Source records
────────────────
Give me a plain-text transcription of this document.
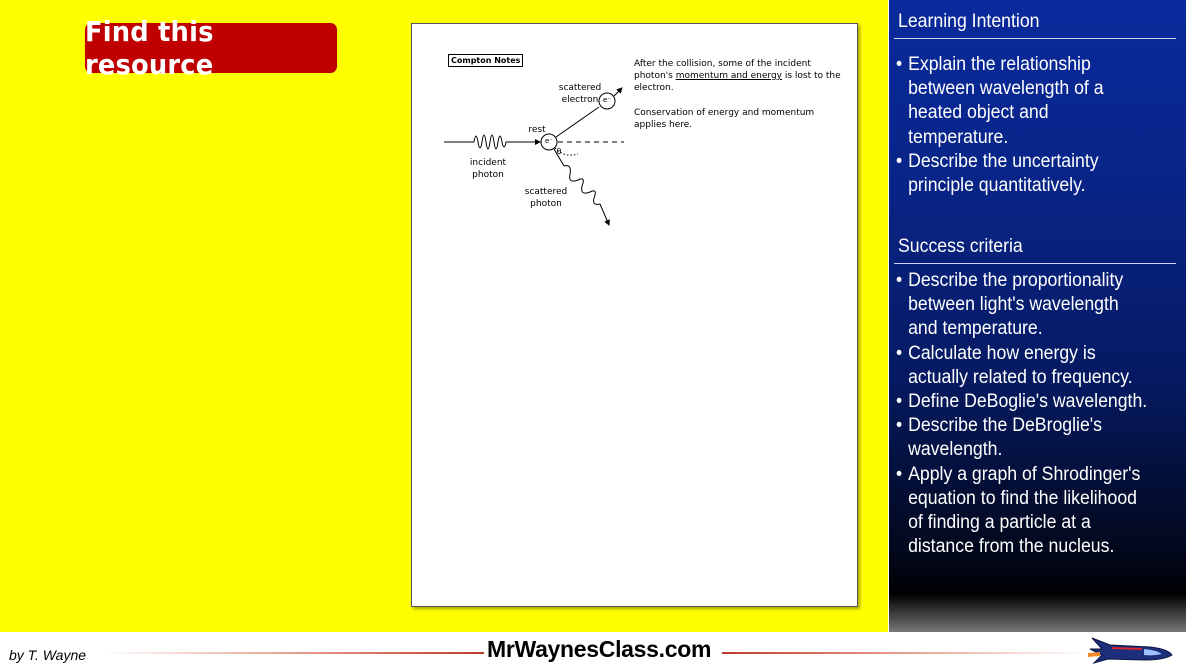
Find this resource	Compton Notes
scattered
electron e⁻
e⁻
rest
θ
incident
photon
scattered
photon
After the collision, some of the incident photon's momentum and energy is lost to the electron.
Conservation of energy and momentum applies here.
Learning Intention
• Explain the relationship
between wavelength of a
heated object and
temperature.
• Describe the uncertainty
principle quantitatively.
Success criteria
• Describe the proportionality
between light's wavelength
and temperature.
• Calculate how energy is
actually related to frequency.
• Define DeBoglie's wavelength.
• Describe the DeBroglie's
wavelength.
• Apply a graph of Shrodinger's
equation to find the likelihood
of finding a particle at a
distance from the nucleus.
by T. Wayne	MrWaynesClass.com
────────────────
> _Short task_: All of the data above should be transcribed verbatim, with pictures omitted.

> _Output of the task_:
Give me a plain-text transcription of this document.
Find this resource	Compton Notes
scattered
electron e⁻
e⁻
rest
θ
incident
photon
scattered
photon
After the collision, some of the incident photon's momentum and energy is lost to the electron.
Conservation of energy and momentum applies here.
Learning Intention
• Explain the relationship
between wavelength of a
heated object and
temperature.
• Describe the uncertainty
principle quantitatively.
Success criteria
• Describe the proportionality
between light's wavelength
and temperature.
• Calculate how energy is
actually related to frequency.
• Define DeBoglie's wavelength.
• Describe the DeBroglie's
wavelength.
• Apply a graph of Shrodinger's
equation to find the likelihood
of finding a particle at a
distance from the nucleus.
by T. Wayne	MrWaynesClass.com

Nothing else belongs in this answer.